Source records
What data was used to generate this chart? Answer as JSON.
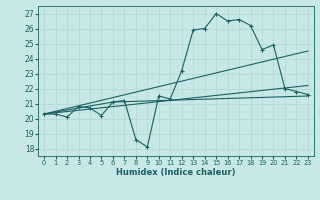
{
  "xlabel": "Humidex (Indice chaleur)",
  "xlim": [
    -0.5,
    23.5
  ],
  "ylim": [
    17.5,
    27.5
  ],
  "yticks": [
    18,
    19,
    20,
    21,
    22,
    23,
    24,
    25,
    26,
    27
  ],
  "xticks": [
    0,
    1,
    2,
    3,
    4,
    5,
    6,
    7,
    8,
    9,
    10,
    11,
    12,
    13,
    14,
    15,
    16,
    17,
    18,
    19,
    20,
    21,
    22,
    23
  ],
  "bg_color": "#c8e8e8",
  "grid_color": "#b0d8d0",
  "line_color": "#1a6060",
  "lines": [
    {
      "x": [
        0,
        1,
        2,
        3,
        4,
        5,
        6,
        7,
        8,
        9,
        10,
        11,
        12,
        13,
        14,
        15,
        16,
        17,
        18,
        19,
        20,
        21,
        22,
        23
      ],
      "y": [
        20.3,
        20.3,
        20.1,
        20.8,
        20.7,
        20.2,
        21.1,
        21.2,
        18.6,
        18.1,
        21.5,
        21.3,
        23.2,
        25.9,
        26.0,
        27.0,
        26.5,
        26.6,
        26.2,
        24.6,
        24.9,
        22.0,
        21.8,
        21.6
      ],
      "marker": true
    },
    {
      "x": [
        0,
        23
      ],
      "y": [
        20.3,
        24.5
      ],
      "marker": false
    },
    {
      "x": [
        0,
        23
      ],
      "y": [
        20.3,
        22.2
      ],
      "marker": false
    },
    {
      "x": [
        0,
        6,
        23
      ],
      "y": [
        20.3,
        21.1,
        21.5
      ],
      "marker": false
    }
  ]
}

Written request
Restate each entry word for word, please, but drop any images it holds.

Output
What data was used to generate this chart? Answer as JSON.
{
  "xlabel": "Humidex (Indice chaleur)",
  "xlim": [
    -0.5,
    23.5
  ],
  "ylim": [
    17.5,
    27.5
  ],
  "yticks": [
    18,
    19,
    20,
    21,
    22,
    23,
    24,
    25,
    26,
    27
  ],
  "xticks": [
    0,
    1,
    2,
    3,
    4,
    5,
    6,
    7,
    8,
    9,
    10,
    11,
    12,
    13,
    14,
    15,
    16,
    17,
    18,
    19,
    20,
    21,
    22,
    23
  ],
  "bg_color": "#c8e8e8",
  "grid_color": "#b0d8d0",
  "line_color": "#1a6060",
  "lines": [
    {
      "x": [
        0,
        1,
        2,
        3,
        4,
        5,
        6,
        7,
        8,
        9,
        10,
        11,
        12,
        13,
        14,
        15,
        16,
        17,
        18,
        19,
        20,
        21,
        22,
        23
      ],
      "y": [
        20.3,
        20.3,
        20.1,
        20.8,
        20.7,
        20.2,
        21.1,
        21.2,
        18.6,
        18.1,
        21.5,
        21.3,
        23.2,
        25.9,
        26.0,
        27.0,
        26.5,
        26.6,
        26.2,
        24.6,
        24.9,
        22.0,
        21.8,
        21.6
      ],
      "marker": true
    },
    {
      "x": [
        0,
        23
      ],
      "y": [
        20.3,
        24.5
      ],
      "marker": false
    },
    {
      "x": [
        0,
        23
      ],
      "y": [
        20.3,
        22.2
      ],
      "marker": false
    },
    {
      "x": [
        0,
        6,
        23
      ],
      "y": [
        20.3,
        21.1,
        21.5
      ],
      "marker": false
    }
  ]
}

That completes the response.